▶ [Objective]:
Copy the records below exactly as they are written.

□ □ □ □ □

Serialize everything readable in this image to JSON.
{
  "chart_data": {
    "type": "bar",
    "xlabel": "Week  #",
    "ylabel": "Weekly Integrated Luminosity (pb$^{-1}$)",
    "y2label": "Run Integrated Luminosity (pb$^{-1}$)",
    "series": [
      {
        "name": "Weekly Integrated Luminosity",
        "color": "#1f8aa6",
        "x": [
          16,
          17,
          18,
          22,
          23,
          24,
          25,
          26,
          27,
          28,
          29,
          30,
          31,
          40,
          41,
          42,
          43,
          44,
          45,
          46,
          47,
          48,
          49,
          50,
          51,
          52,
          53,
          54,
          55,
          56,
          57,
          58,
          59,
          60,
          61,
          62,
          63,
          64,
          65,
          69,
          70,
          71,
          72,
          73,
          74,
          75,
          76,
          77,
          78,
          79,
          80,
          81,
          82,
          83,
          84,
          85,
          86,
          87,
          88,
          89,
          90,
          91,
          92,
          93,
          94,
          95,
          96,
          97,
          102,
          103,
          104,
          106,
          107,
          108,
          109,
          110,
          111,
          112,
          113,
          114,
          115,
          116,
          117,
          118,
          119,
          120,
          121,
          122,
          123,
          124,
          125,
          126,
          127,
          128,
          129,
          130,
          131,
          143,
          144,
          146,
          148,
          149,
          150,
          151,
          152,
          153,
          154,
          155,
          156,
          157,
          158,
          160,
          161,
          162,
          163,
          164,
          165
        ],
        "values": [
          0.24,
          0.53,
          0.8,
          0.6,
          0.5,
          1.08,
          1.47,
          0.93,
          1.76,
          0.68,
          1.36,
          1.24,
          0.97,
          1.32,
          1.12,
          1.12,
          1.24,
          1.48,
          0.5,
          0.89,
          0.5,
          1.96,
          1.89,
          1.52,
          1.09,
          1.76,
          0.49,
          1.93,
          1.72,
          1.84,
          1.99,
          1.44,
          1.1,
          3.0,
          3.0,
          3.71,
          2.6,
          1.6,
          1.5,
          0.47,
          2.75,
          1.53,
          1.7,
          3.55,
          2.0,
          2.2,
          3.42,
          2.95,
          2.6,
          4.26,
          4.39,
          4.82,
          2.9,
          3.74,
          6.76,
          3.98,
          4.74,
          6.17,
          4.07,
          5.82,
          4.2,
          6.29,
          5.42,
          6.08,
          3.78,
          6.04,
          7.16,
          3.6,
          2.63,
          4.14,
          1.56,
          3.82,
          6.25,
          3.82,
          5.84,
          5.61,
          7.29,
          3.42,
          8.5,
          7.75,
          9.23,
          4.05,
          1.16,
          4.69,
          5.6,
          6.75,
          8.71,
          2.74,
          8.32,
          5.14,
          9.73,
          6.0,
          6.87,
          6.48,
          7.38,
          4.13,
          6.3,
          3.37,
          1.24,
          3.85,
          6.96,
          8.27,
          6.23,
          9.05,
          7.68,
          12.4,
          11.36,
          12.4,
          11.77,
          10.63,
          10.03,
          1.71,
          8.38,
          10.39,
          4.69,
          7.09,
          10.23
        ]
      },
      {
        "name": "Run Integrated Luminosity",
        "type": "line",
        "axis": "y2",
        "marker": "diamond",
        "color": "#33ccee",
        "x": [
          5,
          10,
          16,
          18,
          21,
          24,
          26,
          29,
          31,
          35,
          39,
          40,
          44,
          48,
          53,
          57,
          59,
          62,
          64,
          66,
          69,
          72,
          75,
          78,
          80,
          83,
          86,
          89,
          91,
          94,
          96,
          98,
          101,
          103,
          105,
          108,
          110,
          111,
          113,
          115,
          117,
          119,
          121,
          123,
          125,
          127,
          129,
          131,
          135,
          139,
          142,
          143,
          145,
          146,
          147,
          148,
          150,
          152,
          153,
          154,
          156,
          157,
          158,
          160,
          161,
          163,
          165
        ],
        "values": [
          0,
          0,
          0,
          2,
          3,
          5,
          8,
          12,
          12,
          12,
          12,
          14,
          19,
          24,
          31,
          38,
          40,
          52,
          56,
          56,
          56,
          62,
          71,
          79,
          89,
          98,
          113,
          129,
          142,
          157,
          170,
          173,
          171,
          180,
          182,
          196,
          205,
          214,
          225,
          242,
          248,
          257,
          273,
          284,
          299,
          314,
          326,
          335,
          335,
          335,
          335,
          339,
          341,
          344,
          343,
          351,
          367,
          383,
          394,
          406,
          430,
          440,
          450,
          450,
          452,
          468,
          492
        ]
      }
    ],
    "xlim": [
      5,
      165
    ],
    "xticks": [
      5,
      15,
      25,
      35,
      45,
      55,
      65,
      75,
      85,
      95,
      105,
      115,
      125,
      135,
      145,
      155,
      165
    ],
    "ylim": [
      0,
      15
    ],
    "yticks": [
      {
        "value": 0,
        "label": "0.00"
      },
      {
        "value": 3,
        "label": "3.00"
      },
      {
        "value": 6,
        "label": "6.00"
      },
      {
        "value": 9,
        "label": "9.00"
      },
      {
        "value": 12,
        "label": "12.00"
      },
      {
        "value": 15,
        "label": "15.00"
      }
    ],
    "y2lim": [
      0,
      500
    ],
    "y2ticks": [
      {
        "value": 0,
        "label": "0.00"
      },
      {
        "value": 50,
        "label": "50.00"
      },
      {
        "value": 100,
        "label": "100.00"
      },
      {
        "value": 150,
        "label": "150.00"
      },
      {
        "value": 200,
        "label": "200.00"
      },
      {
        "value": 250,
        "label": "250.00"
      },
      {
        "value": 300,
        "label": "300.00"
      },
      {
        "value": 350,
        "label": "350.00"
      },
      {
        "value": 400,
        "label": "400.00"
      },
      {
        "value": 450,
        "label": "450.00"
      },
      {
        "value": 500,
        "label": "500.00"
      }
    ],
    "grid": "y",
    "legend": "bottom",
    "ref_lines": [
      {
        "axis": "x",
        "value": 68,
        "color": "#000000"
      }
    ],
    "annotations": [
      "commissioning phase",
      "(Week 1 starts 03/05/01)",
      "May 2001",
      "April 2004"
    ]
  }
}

□ □ □ □ □

▶ [Exercise answer]:
Serialize everything readable in this image to JSON.
{
  "chart_data": {
    "type": "bar",
    "xlabel": "Week  #",
    "ylabel": "Weekly Integrated Luminosity (pb$^{-1}$)",
    "y2label": "Run Integrated Luminosity (pb$^{-1}$)",
    "series": [
      {
        "name": "Weekly Integrated Luminosity",
        "color": "#1f8aa6",
        "x": [
          16,
          17,
          18,
          22,
          23,
          24,
          25,
          26,
          27,
          28,
          29,
          30,
          31,
          40,
          41,
          42,
          43,
          44,
          45,
          46,
          47,
          48,
          49,
          50,
          51,
          52,
          53,
          54,
          55,
          56,
          57,
          58,
          59,
          60,
          61,
          62,
          63,
          64,
          65,
          69,
          70,
          71,
          72,
          73,
          74,
          75,
          76,
          77,
          78,
          79,
          80,
          81,
          82,
          83,
          84,
          85,
          86,
          87,
          88,
          89,
          90,
          91,
          92,
          93,
          94,
          95,
          96,
          97,
          102,
          103,
          104,
          106,
          107,
          108,
          109,
          110,
          111,
          112,
          113,
          114,
          115,
          116,
          117,
          118,
          119,
          120,
          121,
          122,
          123,
          124,
          125,
          126,
          127,
          128,
          129,
          130,
          131,
          143,
          144,
          146,
          148,
          149,
          150,
          151,
          152,
          153,
          154,
          155,
          156,
          157,
          158,
          160,
          161,
          162,
          163,
          164,
          165
        ],
        "values": [
          0.24,
          0.53,
          0.8,
          0.6,
          0.5,
          1.08,
          1.47,
          0.93,
          1.76,
          0.68,
          1.36,
          1.24,
          0.97,
          1.32,
          1.12,
          1.12,
          1.24,
          1.48,
          0.5,
          0.89,
          0.5,
          1.96,
          1.89,
          1.52,
          1.09,
          1.76,
          0.49,
          1.93,
          1.72,
          1.84,
          1.99,
          1.44,
          1.1,
          3.0,
          3.0,
          3.71,
          2.6,
          1.6,
          1.5,
          0.47,
          2.75,
          1.53,
          1.7,
          3.55,
          2.0,
          2.2,
          3.42,
          2.95,
          2.6,
          4.26,
          4.39,
          4.82,
          2.9,
          3.74,
          6.76,
          3.98,
          4.74,
          6.17,
          4.07,
          5.82,
          4.2,
          6.29,
          5.42,
          6.08,
          3.78,
          6.04,
          7.16,
          3.6,
          2.63,
          4.14,
          1.56,
          3.82,
          6.25,
          3.82,
          5.84,
          5.61,
          7.29,
          3.42,
          8.5,
          7.75,
          9.23,
          4.05,
          1.16,
          4.69,
          5.6,
          6.75,
          8.71,
          2.74,
          8.32,
          5.14,
          9.73,
          6.0,
          6.87,
          6.48,
          7.38,
          4.13,
          6.3,
          3.37,
          1.24,
          3.85,
          6.96,
          8.27,
          6.23,
          9.05,
          7.68,
          12.4,
          11.36,
          12.4,
          11.77,
          10.63,
          10.03,
          1.71,
          8.38,
          10.39,
          4.69,
          7.09,
          10.23
        ]
      },
      {
        "name": "Run Integrated Luminosity",
        "type": "line",
        "axis": "y2",
        "marker": "diamond",
        "color": "#33ccee",
        "x": [
          5,
          10,
          16,
          18,
          21,
          24,
          26,
          29,
          31,
          35,
          39,
          40,
          44,
          48,
          53,
          57,
          59,
          62,
          64,
          66,
          69,
          72,
          75,
          78,
          80,
          83,
          86,
          89,
          91,
          94,
          96,
          98,
          101,
          103,
          105,
          108,
          110,
          111,
          113,
          115,
          117,
          119,
          121,
          123,
          125,
          127,
          129,
          131,
          135,
          139,
          142,
          143,
          145,
          146,
          147,
          148,
          150,
          152,
          153,
          154,
          156,
          157,
          158,
          160,
          161,
          163,
          165
        ],
        "values": [
          0,
          0,
          0,
          2,
          3,
          5,
          8,
          12,
          12,
          12,
          12,
          14,
          19,
          24,
          31,
          38,
          40,
          52,
          56,
          56,
          56,
          62,
          71,
          79,
          89,
          98,
          113,
          129,
          142,
          157,
          170,
          173,
          171,
          180,
          182,
          196,
          205,
          214,
          225,
          242,
          248,
          257,
          273,
          284,
          299,
          314,
          326,
          335,
          335,
          335,
          335,
          339,
          341,
          344,
          343,
          351,
          367,
          383,
          394,
          406,
          430,
          440,
          450,
          450,
          452,
          468,
          492
        ]
      }
    ],
    "xlim": [
      5,
      165
    ],
    "xticks": [
      5,
      15,
      25,
      35,
      45,
      55,
      65,
      75,
      85,
      95,
      105,
      115,
      125,
      135,
      145,
      155,
      165
    ],
    "ylim": [
      0,
      15
    ],
    "yticks": [
      {
        "value": 0,
        "label": "0.00"
      },
      {
        "value": 3,
        "label": "3.00"
      },
      {
        "value": 6,
        "label": "6.00"
      },
      {
        "value": 9,
        "label": "9.00"
      },
      {
        "value": 12,
        "label": "12.00"
      },
      {
        "value": 15,
        "label": "15.00"
      }
    ],
    "y2lim": [
      0,
      500
    ],
    "y2ticks": [
      {
        "value": 0,
        "label": "0.00"
      },
      {
        "value": 50,
        "label": "50.00"
      },
      {
        "value": 100,
        "label": "100.00"
      },
      {
        "value": 150,
        "label": "150.00"
      },
      {
        "value": 200,
        "label": "200.00"
      },
      {
        "value": 250,
        "label": "250.00"
      },
      {
        "value": 300,
        "label": "300.00"
      },
      {
        "value": 350,
        "label": "350.00"
      },
      {
        "value": 400,
        "label": "400.00"
      },
      {
        "value": 450,
        "label": "450.00"
      },
      {
        "value": 500,
        "label": "500.00"
      }
    ],
    "grid": "y",
    "legend": "bottom",
    "ref_lines": [
      {
        "axis": "x",
        "value": 68,
        "color": "#000000"
      }
    ],
    "annotations": [
      "commissioning phase",
      "(Week 1 starts 03/05/01)",
      "May 2001",
      "April 2004"
    ]
  }
}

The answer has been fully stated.